(Dataset listings of figures)
►

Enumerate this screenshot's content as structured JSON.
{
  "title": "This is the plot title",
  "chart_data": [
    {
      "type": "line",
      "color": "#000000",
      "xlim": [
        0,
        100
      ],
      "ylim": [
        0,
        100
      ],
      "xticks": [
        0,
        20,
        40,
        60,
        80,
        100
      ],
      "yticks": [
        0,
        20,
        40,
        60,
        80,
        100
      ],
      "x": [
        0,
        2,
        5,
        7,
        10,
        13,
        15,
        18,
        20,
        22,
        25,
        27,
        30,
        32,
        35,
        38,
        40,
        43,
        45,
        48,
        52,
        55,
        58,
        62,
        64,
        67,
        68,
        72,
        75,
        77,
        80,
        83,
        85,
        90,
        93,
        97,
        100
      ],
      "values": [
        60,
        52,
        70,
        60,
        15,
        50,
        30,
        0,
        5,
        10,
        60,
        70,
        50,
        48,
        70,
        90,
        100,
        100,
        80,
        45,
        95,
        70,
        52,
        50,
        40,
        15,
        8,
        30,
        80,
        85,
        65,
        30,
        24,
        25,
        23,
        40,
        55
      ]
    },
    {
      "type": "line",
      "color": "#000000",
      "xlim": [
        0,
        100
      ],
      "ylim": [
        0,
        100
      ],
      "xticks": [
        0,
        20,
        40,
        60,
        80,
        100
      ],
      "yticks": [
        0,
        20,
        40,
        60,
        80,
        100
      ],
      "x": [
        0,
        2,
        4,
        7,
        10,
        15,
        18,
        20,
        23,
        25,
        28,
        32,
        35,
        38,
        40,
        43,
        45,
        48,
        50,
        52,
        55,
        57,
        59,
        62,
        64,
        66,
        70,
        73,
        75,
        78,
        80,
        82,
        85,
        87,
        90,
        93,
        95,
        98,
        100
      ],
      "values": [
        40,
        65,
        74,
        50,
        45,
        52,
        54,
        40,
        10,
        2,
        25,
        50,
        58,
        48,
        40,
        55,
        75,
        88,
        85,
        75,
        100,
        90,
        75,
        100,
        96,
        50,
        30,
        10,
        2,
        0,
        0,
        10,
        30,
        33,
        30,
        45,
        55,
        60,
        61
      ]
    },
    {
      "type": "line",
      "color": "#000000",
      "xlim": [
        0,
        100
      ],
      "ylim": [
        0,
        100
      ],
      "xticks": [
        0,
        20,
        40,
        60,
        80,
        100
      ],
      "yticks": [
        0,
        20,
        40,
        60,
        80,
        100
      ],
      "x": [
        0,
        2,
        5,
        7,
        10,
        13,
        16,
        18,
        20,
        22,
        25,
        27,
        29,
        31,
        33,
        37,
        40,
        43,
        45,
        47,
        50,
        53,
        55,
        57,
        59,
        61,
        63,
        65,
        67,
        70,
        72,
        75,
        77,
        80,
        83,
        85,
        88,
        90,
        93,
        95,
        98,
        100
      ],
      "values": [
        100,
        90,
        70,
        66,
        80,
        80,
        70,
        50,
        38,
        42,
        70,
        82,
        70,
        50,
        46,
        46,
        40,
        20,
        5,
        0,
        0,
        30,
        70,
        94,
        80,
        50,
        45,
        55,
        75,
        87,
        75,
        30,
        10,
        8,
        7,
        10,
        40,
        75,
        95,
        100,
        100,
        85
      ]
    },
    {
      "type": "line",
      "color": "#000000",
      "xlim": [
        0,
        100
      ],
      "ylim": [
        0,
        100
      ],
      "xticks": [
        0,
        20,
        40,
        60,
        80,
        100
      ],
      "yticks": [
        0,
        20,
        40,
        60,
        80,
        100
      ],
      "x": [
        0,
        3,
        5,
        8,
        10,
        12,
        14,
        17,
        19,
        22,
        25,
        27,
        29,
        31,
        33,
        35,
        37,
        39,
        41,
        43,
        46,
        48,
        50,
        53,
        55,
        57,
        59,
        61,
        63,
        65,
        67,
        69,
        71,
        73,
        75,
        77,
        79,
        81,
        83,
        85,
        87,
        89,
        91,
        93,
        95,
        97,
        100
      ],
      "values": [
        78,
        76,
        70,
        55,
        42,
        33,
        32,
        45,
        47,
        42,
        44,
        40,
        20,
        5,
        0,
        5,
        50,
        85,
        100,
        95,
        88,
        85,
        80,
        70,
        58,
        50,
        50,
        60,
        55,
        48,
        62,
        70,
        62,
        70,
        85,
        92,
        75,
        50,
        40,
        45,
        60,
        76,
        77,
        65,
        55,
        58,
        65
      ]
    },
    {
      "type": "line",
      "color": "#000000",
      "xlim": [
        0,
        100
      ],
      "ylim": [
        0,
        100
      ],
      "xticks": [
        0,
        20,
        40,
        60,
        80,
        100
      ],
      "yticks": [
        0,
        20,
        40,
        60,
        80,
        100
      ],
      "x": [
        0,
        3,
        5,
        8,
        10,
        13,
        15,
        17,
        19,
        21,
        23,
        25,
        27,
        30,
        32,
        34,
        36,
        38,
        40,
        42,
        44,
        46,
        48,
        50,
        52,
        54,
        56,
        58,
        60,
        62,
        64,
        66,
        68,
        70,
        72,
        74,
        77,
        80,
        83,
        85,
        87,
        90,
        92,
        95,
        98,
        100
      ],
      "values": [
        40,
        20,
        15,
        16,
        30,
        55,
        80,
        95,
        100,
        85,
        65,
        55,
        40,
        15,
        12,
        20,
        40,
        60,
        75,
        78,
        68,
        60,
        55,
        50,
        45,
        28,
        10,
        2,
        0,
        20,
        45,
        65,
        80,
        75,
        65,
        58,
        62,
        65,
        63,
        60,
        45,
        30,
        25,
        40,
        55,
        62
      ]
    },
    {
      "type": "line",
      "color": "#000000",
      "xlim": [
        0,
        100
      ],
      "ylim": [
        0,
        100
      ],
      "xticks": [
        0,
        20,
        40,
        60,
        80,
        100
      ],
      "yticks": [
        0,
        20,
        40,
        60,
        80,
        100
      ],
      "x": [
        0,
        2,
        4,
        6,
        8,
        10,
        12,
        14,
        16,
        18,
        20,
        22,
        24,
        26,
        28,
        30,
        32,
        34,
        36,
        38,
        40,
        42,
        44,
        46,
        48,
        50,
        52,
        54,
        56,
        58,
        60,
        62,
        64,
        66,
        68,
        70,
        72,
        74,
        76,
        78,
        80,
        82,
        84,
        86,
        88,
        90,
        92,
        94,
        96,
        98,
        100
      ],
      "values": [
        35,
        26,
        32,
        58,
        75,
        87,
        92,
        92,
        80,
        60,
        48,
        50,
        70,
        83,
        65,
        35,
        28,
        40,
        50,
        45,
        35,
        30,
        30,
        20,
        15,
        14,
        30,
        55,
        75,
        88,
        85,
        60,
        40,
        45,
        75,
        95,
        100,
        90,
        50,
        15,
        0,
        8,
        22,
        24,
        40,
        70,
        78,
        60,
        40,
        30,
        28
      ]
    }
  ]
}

◄

Set exercise:
Please restate the data word for word, every record included.

Answer for this exercise:
Enumerate this screenshot's content as structured JSON.
{
  "title": "This is the plot title",
  "chart_data": [
    {
      "type": "line",
      "color": "#000000",
      "xlim": [
        0,
        100
      ],
      "ylim": [
        0,
        100
      ],
      "xticks": [
        0,
        20,
        40,
        60,
        80,
        100
      ],
      "yticks": [
        0,
        20,
        40,
        60,
        80,
        100
      ],
      "x": [
        0,
        2,
        5,
        7,
        10,
        13,
        15,
        18,
        20,
        22,
        25,
        27,
        30,
        32,
        35,
        38,
        40,
        43,
        45,
        48,
        52,
        55,
        58,
        62,
        64,
        67,
        68,
        72,
        75,
        77,
        80,
        83,
        85,
        90,
        93,
        97,
        100
      ],
      "values": [
        60,
        52,
        70,
        60,
        15,
        50,
        30,
        0,
        5,
        10,
        60,
        70,
        50,
        48,
        70,
        90,
        100,
        100,
        80,
        45,
        95,
        70,
        52,
        50,
        40,
        15,
        8,
        30,
        80,
        85,
        65,
        30,
        24,
        25,
        23,
        40,
        55
      ]
    },
    {
      "type": "line",
      "color": "#000000",
      "xlim": [
        0,
        100
      ],
      "ylim": [
        0,
        100
      ],
      "xticks": [
        0,
        20,
        40,
        60,
        80,
        100
      ],
      "yticks": [
        0,
        20,
        40,
        60,
        80,
        100
      ],
      "x": [
        0,
        2,
        4,
        7,
        10,
        15,
        18,
        20,
        23,
        25,
        28,
        32,
        35,
        38,
        40,
        43,
        45,
        48,
        50,
        52,
        55,
        57,
        59,
        62,
        64,
        66,
        70,
        73,
        75,
        78,
        80,
        82,
        85,
        87,
        90,
        93,
        95,
        98,
        100
      ],
      "values": [
        40,
        65,
        74,
        50,
        45,
        52,
        54,
        40,
        10,
        2,
        25,
        50,
        58,
        48,
        40,
        55,
        75,
        88,
        85,
        75,
        100,
        90,
        75,
        100,
        96,
        50,
        30,
        10,
        2,
        0,
        0,
        10,
        30,
        33,
        30,
        45,
        55,
        60,
        61
      ]
    },
    {
      "type": "line",
      "color": "#000000",
      "xlim": [
        0,
        100
      ],
      "ylim": [
        0,
        100
      ],
      "xticks": [
        0,
        20,
        40,
        60,
        80,
        100
      ],
      "yticks": [
        0,
        20,
        40,
        60,
        80,
        100
      ],
      "x": [
        0,
        2,
        5,
        7,
        10,
        13,
        16,
        18,
        20,
        22,
        25,
        27,
        29,
        31,
        33,
        37,
        40,
        43,
        45,
        47,
        50,
        53,
        55,
        57,
        59,
        61,
        63,
        65,
        67,
        70,
        72,
        75,
        77,
        80,
        83,
        85,
        88,
        90,
        93,
        95,
        98,
        100
      ],
      "values": [
        100,
        90,
        70,
        66,
        80,
        80,
        70,
        50,
        38,
        42,
        70,
        82,
        70,
        50,
        46,
        46,
        40,
        20,
        5,
        0,
        0,
        30,
        70,
        94,
        80,
        50,
        45,
        55,
        75,
        87,
        75,
        30,
        10,
        8,
        7,
        10,
        40,
        75,
        95,
        100,
        100,
        85
      ]
    },
    {
      "type": "line",
      "color": "#000000",
      "xlim": [
        0,
        100
      ],
      "ylim": [
        0,
        100
      ],
      "xticks": [
        0,
        20,
        40,
        60,
        80,
        100
      ],
      "yticks": [
        0,
        20,
        40,
        60,
        80,
        100
      ],
      "x": [
        0,
        3,
        5,
        8,
        10,
        12,
        14,
        17,
        19,
        22,
        25,
        27,
        29,
        31,
        33,
        35,
        37,
        39,
        41,
        43,
        46,
        48,
        50,
        53,
        55,
        57,
        59,
        61,
        63,
        65,
        67,
        69,
        71,
        73,
        75,
        77,
        79,
        81,
        83,
        85,
        87,
        89,
        91,
        93,
        95,
        97,
        100
      ],
      "values": [
        78,
        76,
        70,
        55,
        42,
        33,
        32,
        45,
        47,
        42,
        44,
        40,
        20,
        5,
        0,
        5,
        50,
        85,
        100,
        95,
        88,
        85,
        80,
        70,
        58,
        50,
        50,
        60,
        55,
        48,
        62,
        70,
        62,
        70,
        85,
        92,
        75,
        50,
        40,
        45,
        60,
        76,
        77,
        65,
        55,
        58,
        65
      ]
    },
    {
      "type": "line",
      "color": "#000000",
      "xlim": [
        0,
        100
      ],
      "ylim": [
        0,
        100
      ],
      "xticks": [
        0,
        20,
        40,
        60,
        80,
        100
      ],
      "yticks": [
        0,
        20,
        40,
        60,
        80,
        100
      ],
      "x": [
        0,
        3,
        5,
        8,
        10,
        13,
        15,
        17,
        19,
        21,
        23,
        25,
        27,
        30,
        32,
        34,
        36,
        38,
        40,
        42,
        44,
        46,
        48,
        50,
        52,
        54,
        56,
        58,
        60,
        62,
        64,
        66,
        68,
        70,
        72,
        74,
        77,
        80,
        83,
        85,
        87,
        90,
        92,
        95,
        98,
        100
      ],
      "values": [
        40,
        20,
        15,
        16,
        30,
        55,
        80,
        95,
        100,
        85,
        65,
        55,
        40,
        15,
        12,
        20,
        40,
        60,
        75,
        78,
        68,
        60,
        55,
        50,
        45,
        28,
        10,
        2,
        0,
        20,
        45,
        65,
        80,
        75,
        65,
        58,
        62,
        65,
        63,
        60,
        45,
        30,
        25,
        40,
        55,
        62
      ]
    },
    {
      "type": "line",
      "color": "#000000",
      "xlim": [
        0,
        100
      ],
      "ylim": [
        0,
        100
      ],
      "xticks": [
        0,
        20,
        40,
        60,
        80,
        100
      ],
      "yticks": [
        0,
        20,
        40,
        60,
        80,
        100
      ],
      "x": [
        0,
        2,
        4,
        6,
        8,
        10,
        12,
        14,
        16,
        18,
        20,
        22,
        24,
        26,
        28,
        30,
        32,
        34,
        36,
        38,
        40,
        42,
        44,
        46,
        48,
        50,
        52,
        54,
        56,
        58,
        60,
        62,
        64,
        66,
        68,
        70,
        72,
        74,
        76,
        78,
        80,
        82,
        84,
        86,
        88,
        90,
        92,
        94,
        96,
        98,
        100
      ],
      "values": [
        35,
        26,
        32,
        58,
        75,
        87,
        92,
        92,
        80,
        60,
        48,
        50,
        70,
        83,
        65,
        35,
        28,
        40,
        50,
        45,
        35,
        30,
        30,
        20,
        15,
        14,
        30,
        55,
        75,
        88,
        85,
        60,
        40,
        45,
        75,
        95,
        100,
        90,
        50,
        15,
        0,
        8,
        22,
        24,
        40,
        70,
        78,
        60,
        40,
        30,
        28
      ]
    }
  ]
}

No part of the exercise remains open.